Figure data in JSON
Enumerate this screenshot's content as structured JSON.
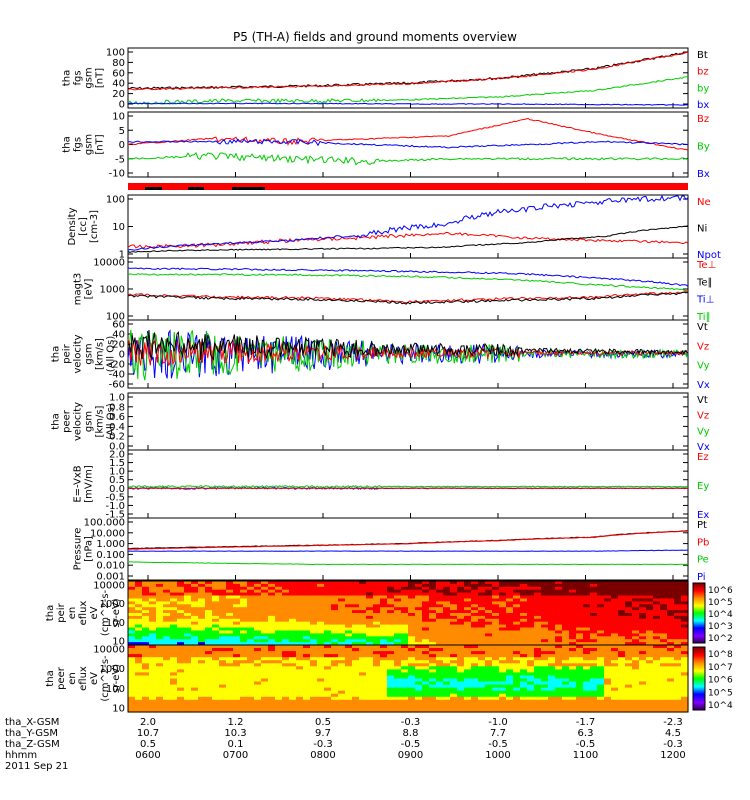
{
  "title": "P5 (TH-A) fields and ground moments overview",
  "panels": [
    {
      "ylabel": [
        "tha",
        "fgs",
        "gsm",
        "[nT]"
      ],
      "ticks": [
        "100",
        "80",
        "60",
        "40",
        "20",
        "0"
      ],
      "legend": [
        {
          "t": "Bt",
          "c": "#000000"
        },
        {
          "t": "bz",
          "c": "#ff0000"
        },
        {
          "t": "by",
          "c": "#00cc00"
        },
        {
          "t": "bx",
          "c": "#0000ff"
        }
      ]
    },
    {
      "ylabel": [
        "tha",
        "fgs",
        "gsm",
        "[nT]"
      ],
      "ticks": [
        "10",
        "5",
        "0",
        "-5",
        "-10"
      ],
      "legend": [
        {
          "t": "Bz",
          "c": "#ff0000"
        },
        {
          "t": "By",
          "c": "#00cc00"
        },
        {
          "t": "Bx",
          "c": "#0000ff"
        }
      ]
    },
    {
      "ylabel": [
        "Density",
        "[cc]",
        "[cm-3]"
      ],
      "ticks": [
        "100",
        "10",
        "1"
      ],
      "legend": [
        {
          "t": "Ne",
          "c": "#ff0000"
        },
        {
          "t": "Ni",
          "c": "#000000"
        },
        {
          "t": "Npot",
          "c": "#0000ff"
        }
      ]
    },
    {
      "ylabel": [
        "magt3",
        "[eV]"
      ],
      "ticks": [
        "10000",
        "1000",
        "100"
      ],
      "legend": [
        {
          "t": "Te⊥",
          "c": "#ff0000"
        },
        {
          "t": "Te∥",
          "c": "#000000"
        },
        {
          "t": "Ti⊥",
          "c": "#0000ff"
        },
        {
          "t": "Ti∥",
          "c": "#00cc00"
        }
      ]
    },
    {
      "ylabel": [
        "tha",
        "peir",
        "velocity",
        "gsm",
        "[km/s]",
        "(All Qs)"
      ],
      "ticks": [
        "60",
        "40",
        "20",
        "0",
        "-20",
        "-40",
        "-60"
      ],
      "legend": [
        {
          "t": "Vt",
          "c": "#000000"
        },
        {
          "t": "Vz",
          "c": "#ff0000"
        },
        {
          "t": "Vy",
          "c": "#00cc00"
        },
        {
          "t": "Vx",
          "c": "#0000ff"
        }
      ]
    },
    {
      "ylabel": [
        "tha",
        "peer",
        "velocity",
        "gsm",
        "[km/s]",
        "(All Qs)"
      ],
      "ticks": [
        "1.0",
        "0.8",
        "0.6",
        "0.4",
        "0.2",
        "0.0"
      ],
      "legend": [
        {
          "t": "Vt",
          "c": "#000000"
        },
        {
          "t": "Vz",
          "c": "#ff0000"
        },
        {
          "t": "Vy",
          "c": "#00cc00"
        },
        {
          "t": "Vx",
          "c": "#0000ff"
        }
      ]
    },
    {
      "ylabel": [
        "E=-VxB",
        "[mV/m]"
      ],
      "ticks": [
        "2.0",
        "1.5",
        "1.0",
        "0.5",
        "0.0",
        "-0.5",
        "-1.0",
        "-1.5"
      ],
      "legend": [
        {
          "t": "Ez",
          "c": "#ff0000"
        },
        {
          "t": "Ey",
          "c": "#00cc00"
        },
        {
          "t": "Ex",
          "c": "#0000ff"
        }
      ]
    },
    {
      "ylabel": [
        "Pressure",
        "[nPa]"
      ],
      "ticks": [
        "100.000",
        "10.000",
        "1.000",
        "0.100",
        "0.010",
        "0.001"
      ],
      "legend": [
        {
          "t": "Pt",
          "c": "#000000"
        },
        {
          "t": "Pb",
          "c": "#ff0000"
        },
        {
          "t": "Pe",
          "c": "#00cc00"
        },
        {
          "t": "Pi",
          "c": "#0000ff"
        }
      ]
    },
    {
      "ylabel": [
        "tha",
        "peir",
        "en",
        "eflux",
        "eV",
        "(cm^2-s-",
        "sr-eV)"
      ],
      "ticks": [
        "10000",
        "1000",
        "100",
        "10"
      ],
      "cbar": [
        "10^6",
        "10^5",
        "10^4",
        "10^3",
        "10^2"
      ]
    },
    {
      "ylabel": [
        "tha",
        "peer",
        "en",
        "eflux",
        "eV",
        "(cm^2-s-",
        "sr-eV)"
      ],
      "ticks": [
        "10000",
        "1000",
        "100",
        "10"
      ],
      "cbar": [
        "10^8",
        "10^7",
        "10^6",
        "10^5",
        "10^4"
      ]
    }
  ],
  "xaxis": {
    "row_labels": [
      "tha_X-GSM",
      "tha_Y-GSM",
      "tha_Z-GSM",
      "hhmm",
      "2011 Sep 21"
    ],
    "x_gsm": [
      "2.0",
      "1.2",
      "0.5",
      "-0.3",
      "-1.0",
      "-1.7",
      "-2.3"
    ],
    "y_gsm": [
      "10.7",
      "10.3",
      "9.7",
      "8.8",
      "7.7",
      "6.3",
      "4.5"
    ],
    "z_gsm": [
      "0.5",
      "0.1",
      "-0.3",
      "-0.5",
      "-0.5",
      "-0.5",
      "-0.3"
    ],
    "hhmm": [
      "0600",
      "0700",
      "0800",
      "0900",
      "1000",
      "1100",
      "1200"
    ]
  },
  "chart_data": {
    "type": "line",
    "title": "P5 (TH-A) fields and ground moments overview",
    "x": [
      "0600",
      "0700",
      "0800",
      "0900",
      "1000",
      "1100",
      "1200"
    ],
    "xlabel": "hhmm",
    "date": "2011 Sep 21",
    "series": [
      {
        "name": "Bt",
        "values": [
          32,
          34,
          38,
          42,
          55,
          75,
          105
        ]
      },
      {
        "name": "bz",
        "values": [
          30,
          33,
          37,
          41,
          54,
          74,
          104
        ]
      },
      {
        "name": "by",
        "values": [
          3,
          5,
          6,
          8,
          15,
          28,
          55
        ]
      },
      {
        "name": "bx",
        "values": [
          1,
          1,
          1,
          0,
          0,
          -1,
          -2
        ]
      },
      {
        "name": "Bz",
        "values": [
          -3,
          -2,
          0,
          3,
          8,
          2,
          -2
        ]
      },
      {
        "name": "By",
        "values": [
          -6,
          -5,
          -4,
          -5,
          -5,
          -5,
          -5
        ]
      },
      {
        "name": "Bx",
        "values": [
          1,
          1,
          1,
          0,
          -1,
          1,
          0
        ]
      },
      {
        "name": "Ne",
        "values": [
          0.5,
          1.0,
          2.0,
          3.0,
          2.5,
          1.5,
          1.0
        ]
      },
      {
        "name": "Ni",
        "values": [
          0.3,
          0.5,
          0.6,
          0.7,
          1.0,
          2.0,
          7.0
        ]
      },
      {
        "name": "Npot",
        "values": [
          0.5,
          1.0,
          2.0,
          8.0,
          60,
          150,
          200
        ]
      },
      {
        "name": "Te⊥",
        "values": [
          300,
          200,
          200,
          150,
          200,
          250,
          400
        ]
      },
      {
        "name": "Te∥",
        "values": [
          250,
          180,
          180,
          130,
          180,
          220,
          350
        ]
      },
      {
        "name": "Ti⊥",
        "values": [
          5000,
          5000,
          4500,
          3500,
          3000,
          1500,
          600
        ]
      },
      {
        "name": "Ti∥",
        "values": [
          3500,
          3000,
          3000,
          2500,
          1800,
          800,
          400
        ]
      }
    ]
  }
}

Do this:
Work out how many lines in the records above hold the string "moments", then give only that count.

Problem solution:
2